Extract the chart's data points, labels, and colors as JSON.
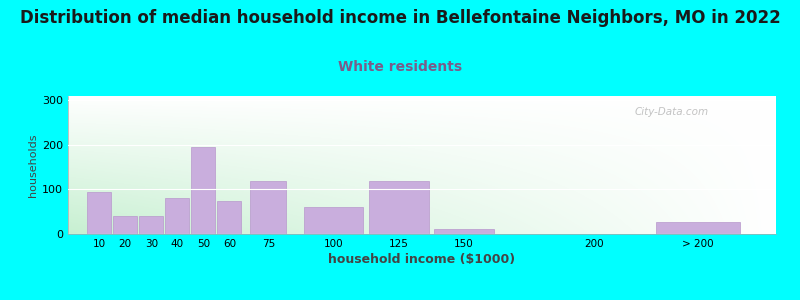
{
  "title": "Distribution of median household income in Bellefontaine Neighbors, MO in 2022",
  "subtitle": "White residents",
  "xlabel": "household income ($1000)",
  "ylabel": "households",
  "bar_labels": [
    "10",
    "20",
    "30",
    "40",
    "50",
    "60",
    "75",
    "100",
    "125",
    "150",
    "200",
    "> 200"
  ],
  "bar_values": [
    95,
    40,
    40,
    80,
    195,
    75,
    120,
    60,
    120,
    12,
    0,
    27
  ],
  "bar_color": "#c9aedd",
  "bar_edge_color": "#b898cc",
  "ylim": [
    0,
    310
  ],
  "yticks": [
    0,
    100,
    200,
    300
  ],
  "background_color": "#00ffff",
  "title_fontsize": 12,
  "subtitle_fontsize": 10,
  "subtitle_color": "#7a5c8a",
  "watermark": "City-Data.com",
  "x_positions": [
    10,
    20,
    30,
    40,
    50,
    60,
    75,
    100,
    125,
    150,
    200,
    240
  ],
  "bar_widths": [
    9.2,
    9.2,
    9.2,
    9.2,
    9.2,
    9.2,
    13.8,
    23,
    23,
    23,
    23,
    32
  ]
}
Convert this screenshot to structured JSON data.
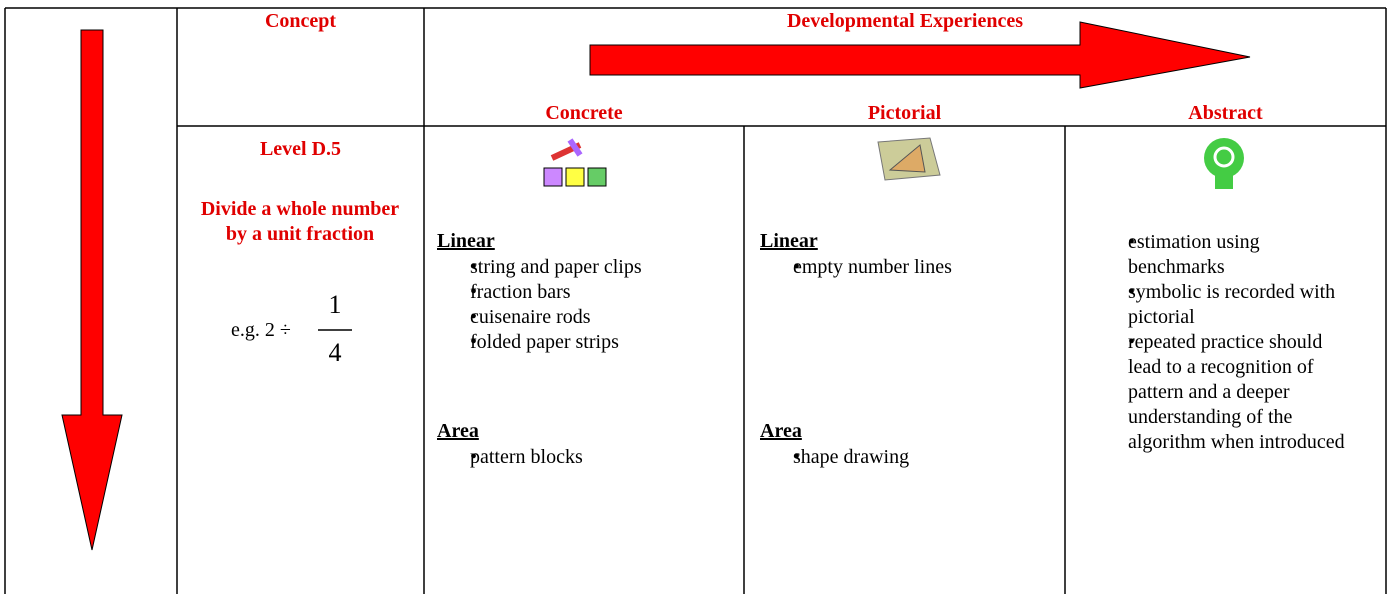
{
  "header": {
    "concept": "Concept",
    "developmental": "Developmental Experiences",
    "concrete": "Concrete",
    "pictorial": "Pictorial",
    "abstract": "Abstract"
  },
  "concept": {
    "level": "Level D.5",
    "description": "Divide a whole number by a unit fraction",
    "example_prefix": "e.g. 2 ÷",
    "numerator": "1",
    "denominator": "4"
  },
  "concrete": {
    "sections": [
      {
        "heading": "Linear",
        "items": [
          "string and paper clips",
          "fraction bars",
          "cuisenaire rods",
          "folded paper strips"
        ]
      },
      {
        "heading": "Area",
        "items": [
          "pattern blocks"
        ]
      }
    ]
  },
  "pictorial": {
    "sections": [
      {
        "heading": "Linear",
        "items": [
          "empty number lines"
        ]
      },
      {
        "heading": "Area",
        "items": [
          "shape drawing"
        ]
      }
    ]
  },
  "abstract": {
    "items": [
      "estimation using benchmarks",
      "symbolic is recorded with pictorial",
      "repeated practice should lead to a recognition of pattern and a deeper understanding of the algorithm when introduced"
    ]
  }
}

- _Directions_:
Starting at the line that contains "Convert this screenshot", retype each line through the final one in the listing, with both ends kept and the pictures omitted.

- _Task response_:
Convert this screenshot to structured JSON data.
{
  "header": {
    "concept": "Concept",
    "developmental": "Developmental Experiences",
    "concrete": "Concrete",
    "pictorial": "Pictorial",
    "abstract": "Abstract"
  },
  "concept": {
    "level": "Level D.5",
    "description": "Divide a whole number by a unit fraction",
    "example_prefix": "e.g. 2 ÷",
    "numerator": "1",
    "denominator": "4"
  },
  "concrete": {
    "sections": [
      {
        "heading": "Linear",
        "items": [
          "string and paper clips",
          "fraction bars",
          "cuisenaire rods",
          "folded paper strips"
        ]
      },
      {
        "heading": "Area",
        "items": [
          "pattern blocks"
        ]
      }
    ]
  },
  "pictorial": {
    "sections": [
      {
        "heading": "Linear",
        "items": [
          "empty number lines"
        ]
      },
      {
        "heading": "Area",
        "items": [
          "shape drawing"
        ]
      }
    ]
  },
  "abstract": {
    "items": [
      "estimation using benchmarks",
      "symbolic is recorded with pictorial",
      "repeated practice should lead to a recognition of pattern and a deeper understanding of the algorithm when introduced"
    ]
  }
}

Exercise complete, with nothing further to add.